→ **Passage for review**:
* * *

Iditarod musher continues battle to help combat veterans
Rick Casillo has plenty of fans. Well-known and respected, he’s a longtime fixture on the Iditarod circuit, but Casillo’s other focus is centered around helping another group of veterans.
Casillo and his wife, Jennifer Casillo, joined other guests for the official opening of Talkeetna’s Camp Battle Dawgs Lodge.
“This is my way of serving, I did not serve in the military,” Rick Casillo said. “Veterans and warriors is something I’ve always been passionate about.”
Jennifer Casillo currently serves in the Alaska National Guard. The Casillos created the organization Battle Dawgs four years ago to help military veterans suffering from post-traumatic stress disorder (PTSD) and traumatic brain injuries.
“Now, we actually have a home base where we can bring a lot more people up, and house a lot more warriors at one time,” Rick Casillo told KTVA, adding that the lodge also means veterans can spend more nights at the camp, instead of camping outdoors.

* * *

→ **Source information**:
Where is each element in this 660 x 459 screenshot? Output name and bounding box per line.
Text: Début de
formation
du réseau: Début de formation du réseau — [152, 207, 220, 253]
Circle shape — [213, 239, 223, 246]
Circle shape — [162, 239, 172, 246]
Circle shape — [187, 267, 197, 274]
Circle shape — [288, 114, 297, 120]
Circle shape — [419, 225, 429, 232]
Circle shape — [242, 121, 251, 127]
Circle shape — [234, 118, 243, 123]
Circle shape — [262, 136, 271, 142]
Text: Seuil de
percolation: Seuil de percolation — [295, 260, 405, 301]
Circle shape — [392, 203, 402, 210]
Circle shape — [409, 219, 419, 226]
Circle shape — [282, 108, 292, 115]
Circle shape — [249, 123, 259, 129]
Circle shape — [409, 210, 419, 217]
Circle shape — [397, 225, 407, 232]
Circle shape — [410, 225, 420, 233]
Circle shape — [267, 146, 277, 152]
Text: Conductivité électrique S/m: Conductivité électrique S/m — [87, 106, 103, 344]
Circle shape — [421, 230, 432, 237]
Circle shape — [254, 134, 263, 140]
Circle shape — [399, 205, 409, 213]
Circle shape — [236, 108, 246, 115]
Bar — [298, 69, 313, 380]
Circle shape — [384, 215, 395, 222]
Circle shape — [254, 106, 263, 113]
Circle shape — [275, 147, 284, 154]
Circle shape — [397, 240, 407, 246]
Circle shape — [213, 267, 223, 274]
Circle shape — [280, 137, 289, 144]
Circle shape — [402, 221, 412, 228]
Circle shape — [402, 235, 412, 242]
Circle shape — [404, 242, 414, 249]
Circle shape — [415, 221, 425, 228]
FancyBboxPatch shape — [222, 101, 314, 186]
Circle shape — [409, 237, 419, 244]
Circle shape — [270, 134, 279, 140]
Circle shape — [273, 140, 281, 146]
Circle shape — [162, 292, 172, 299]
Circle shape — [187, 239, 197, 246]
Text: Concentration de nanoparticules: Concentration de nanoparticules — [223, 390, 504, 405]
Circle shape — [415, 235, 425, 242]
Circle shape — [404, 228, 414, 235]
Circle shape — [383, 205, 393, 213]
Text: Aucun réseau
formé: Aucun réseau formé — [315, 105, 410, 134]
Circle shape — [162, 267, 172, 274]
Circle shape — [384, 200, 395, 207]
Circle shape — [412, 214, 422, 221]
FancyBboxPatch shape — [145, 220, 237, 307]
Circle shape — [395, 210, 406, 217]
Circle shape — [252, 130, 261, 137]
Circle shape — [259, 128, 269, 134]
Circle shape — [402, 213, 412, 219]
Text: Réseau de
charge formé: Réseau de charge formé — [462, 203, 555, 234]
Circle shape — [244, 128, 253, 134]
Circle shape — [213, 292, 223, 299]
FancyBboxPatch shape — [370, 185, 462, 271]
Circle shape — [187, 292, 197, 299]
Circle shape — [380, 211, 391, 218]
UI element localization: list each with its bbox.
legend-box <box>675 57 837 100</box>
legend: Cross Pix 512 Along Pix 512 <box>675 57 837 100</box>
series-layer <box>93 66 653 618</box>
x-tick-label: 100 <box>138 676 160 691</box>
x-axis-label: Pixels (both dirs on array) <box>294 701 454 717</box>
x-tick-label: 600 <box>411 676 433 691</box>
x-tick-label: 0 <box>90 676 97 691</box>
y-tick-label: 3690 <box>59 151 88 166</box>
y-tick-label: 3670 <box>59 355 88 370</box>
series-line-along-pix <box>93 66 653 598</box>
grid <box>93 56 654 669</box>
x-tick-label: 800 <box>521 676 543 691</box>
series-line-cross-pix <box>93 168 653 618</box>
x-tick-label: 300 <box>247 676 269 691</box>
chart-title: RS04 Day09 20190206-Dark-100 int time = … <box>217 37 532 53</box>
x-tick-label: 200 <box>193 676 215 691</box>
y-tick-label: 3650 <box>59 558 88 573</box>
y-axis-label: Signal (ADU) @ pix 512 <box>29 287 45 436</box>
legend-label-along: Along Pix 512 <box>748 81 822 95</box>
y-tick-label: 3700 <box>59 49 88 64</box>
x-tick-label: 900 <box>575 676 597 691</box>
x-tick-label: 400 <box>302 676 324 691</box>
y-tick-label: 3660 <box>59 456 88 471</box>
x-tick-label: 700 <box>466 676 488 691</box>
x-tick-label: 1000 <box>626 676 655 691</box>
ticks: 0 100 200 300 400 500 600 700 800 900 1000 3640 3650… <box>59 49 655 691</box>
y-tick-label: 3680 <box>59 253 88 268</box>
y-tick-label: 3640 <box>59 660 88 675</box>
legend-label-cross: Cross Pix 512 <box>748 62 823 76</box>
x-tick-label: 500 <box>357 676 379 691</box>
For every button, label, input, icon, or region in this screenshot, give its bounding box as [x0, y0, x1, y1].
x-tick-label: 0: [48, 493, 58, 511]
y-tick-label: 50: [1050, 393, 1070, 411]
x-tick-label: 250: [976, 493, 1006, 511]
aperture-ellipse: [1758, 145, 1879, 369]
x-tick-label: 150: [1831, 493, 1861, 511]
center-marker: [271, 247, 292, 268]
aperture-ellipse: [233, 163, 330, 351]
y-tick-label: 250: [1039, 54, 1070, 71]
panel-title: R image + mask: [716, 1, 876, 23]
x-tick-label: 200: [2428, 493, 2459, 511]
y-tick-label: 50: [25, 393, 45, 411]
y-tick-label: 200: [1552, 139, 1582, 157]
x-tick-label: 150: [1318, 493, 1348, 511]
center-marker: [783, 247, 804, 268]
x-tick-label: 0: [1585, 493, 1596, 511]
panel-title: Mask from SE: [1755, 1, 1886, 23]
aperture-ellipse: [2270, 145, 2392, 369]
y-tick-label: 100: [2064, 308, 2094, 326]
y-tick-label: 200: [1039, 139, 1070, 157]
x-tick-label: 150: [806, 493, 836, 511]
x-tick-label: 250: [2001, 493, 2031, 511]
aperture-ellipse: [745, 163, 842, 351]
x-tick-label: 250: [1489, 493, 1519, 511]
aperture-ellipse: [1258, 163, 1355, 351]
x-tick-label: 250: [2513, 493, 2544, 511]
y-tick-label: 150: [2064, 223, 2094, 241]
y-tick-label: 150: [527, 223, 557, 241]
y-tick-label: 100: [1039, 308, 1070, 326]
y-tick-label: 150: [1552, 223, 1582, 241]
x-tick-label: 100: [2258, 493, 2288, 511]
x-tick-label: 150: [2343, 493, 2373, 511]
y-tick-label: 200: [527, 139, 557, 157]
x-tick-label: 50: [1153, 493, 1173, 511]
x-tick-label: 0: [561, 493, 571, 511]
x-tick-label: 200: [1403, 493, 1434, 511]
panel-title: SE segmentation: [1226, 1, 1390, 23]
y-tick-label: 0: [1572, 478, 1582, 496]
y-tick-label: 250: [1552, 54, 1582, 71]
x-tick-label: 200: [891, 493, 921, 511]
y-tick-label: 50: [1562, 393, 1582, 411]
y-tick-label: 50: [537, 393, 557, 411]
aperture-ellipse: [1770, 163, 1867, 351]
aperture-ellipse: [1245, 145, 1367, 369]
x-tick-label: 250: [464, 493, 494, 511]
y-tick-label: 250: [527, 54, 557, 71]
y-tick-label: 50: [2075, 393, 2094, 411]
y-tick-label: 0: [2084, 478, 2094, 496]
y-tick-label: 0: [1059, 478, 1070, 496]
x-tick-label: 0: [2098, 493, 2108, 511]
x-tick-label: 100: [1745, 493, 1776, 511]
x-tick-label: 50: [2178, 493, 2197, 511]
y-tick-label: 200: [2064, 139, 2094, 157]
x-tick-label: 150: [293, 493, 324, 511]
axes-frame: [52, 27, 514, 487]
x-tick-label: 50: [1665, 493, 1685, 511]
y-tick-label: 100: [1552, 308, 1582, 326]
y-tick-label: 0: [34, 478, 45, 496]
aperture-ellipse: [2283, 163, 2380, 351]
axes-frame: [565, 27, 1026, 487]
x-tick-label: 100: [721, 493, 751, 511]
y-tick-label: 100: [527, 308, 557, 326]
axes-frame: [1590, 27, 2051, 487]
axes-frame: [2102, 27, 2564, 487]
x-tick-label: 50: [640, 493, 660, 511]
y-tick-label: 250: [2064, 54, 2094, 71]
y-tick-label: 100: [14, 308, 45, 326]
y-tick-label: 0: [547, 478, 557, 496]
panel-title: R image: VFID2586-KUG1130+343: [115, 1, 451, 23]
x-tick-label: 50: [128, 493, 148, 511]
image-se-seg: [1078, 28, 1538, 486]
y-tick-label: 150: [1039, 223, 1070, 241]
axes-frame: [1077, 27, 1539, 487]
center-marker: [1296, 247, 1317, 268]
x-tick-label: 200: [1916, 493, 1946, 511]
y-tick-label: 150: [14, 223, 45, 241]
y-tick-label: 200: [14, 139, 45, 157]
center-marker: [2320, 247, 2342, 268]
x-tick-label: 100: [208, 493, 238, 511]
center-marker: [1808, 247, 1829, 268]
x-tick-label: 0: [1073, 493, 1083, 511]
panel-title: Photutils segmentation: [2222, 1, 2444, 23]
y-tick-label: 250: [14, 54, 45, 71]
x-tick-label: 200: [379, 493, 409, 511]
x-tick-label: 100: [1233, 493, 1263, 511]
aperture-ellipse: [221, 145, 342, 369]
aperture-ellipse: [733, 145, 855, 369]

* * *

→ **Tasks to complete**:
**A.** Answer these questions from the article about the Iditarod musher:
(i) Who currently serves in the Alaska National Guard?
(ii) How long ago was the organization Battle Dawgs created?
(iii) In what town is the Camp Battle Dawgs Lodge located?
**B.** Reproduce the part of the article about the Iditarod musher starting at "Iditarod musher continues" and ending at "Battle Dawgs Lodge.".
**C.** Carry the article about the Iditarod musher and Camp Battle Dawgs further, beginning after its last sentence.
The records are separate material, unrelated to the article about the Iditarod musher.

→ **Task-by-task answers**:
**A.**
(i) Jennifer Casillo
(ii) Four years ago
(iii) Talkeetna

**B.**
Iditarod musher continues battle to help combat veterans
Rick Casillo has plenty of fans. Well-known and respected, he’s a longtime fixture on the Iditarod circuit, but Casillo’s other focus is centered around helping another group of veterans.
Casillo and his wife, Jennifer Casillo, joined other guests for the official opening of Talkeetna’s Camp Battle Dawgs Lodge.

**C.**
Dr. Deb Wood owns the lodge and lives in it half the year when she’s not back in Virginia.
“I had my property, 640 acres up here, nobody was using it, because I was stuck back east treating the military,” Wood told KTVA.
She helps treat veterans back on the East Coast who suffer from mental issues stemming from combat. Wood said the physical symptoms of combat are only one sign of potential problems.
“We’d see such amazing results, but then the emotional part was causing them to not be totally healed,” Wood said.
It’s estimated 22 veterans commit suicide every day around the country, but many veterans groups say the number is likely higher, since Alaska is among a handful of states that does not report suicide by veterans.
Michael Lindsay will leave the U.S. Army next April after 20 years of service. Several deployments into combat have taken their toll on him, he says.
“I was kind of going down that road of senseless anger, not very patient with people, very moody, disconnecting myself from people around me, people who cared about me,” said Lindsay, who joined the Battle Dawgs program in 2015.
“Being able to disconnect from technology, from work, from social networks, just being with my self, with my own thoughts, out in nature, it allowed me to take a hard look at who I was, and some of the things I had seen and done, and how it affected me,” Lindsay explained.
The group’s motto is “helping our warriors one step at a time.” The Casillos believe they’ve taken the important first step in a lengthy process: providing veterans a home away from home.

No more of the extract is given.